Scan the records and identify every line in which the string "points" occurs, then return those lines.

(Items from a dataset)
begin
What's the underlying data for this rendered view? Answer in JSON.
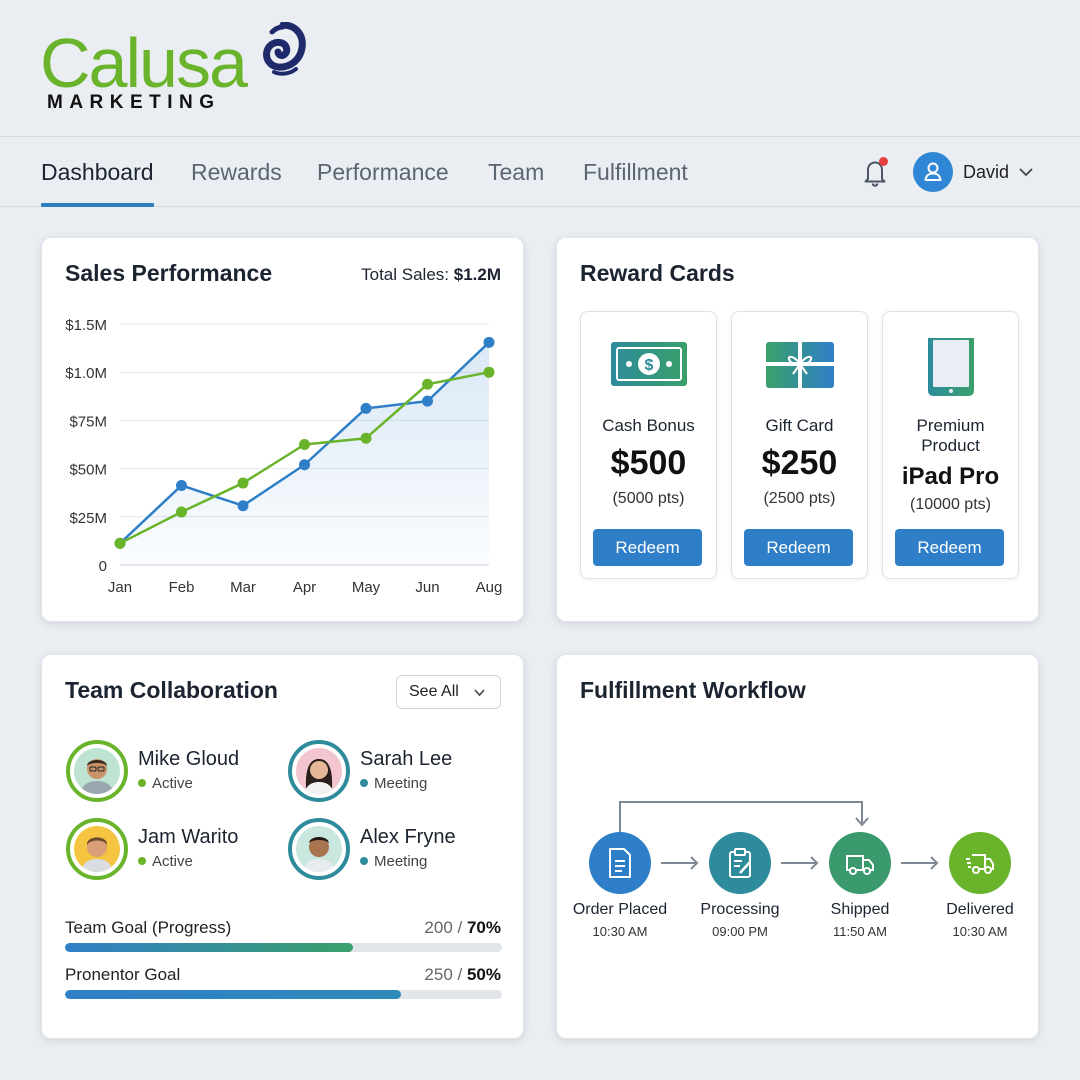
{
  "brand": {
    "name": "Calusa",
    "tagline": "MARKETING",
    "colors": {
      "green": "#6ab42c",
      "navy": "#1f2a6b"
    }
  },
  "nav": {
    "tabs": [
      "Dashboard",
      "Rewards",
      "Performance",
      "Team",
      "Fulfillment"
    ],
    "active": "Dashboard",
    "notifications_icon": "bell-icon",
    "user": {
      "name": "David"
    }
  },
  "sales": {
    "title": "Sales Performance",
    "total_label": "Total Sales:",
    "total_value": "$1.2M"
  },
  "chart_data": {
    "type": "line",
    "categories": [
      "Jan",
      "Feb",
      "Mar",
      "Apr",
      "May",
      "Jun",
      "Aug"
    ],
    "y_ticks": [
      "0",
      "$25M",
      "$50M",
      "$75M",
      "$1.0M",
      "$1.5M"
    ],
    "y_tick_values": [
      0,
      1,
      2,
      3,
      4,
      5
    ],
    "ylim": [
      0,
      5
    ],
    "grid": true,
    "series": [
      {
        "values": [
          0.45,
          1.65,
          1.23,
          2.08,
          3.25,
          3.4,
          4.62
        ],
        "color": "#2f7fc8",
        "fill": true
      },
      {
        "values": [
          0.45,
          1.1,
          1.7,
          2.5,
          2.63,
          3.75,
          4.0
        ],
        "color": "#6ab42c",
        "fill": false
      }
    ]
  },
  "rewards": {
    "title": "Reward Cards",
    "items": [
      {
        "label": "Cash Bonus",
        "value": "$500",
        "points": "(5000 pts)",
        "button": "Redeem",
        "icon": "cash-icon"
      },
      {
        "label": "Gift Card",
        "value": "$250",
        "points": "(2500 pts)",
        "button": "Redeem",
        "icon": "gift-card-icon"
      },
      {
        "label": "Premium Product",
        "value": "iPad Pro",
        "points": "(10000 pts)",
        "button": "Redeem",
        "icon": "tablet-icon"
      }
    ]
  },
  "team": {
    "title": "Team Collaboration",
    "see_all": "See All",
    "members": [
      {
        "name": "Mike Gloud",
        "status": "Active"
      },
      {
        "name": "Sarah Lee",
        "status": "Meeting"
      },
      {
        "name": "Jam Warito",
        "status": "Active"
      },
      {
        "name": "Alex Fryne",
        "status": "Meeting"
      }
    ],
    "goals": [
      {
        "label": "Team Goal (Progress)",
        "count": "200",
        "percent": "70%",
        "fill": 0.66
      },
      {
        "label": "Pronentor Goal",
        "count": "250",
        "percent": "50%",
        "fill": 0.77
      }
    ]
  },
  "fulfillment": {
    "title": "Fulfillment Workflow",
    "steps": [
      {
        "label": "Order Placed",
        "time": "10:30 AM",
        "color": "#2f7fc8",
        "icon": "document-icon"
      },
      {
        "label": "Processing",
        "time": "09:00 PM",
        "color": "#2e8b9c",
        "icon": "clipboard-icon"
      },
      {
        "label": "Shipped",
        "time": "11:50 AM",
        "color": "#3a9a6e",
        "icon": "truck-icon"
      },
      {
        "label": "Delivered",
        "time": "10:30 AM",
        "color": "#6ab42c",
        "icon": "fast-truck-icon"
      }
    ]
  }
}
end
▶ [EXERCISE ANSWER]:
        "points": "(5000 pts)",
        "points": "(2500 pts)",
        "points": "(10000 pts)",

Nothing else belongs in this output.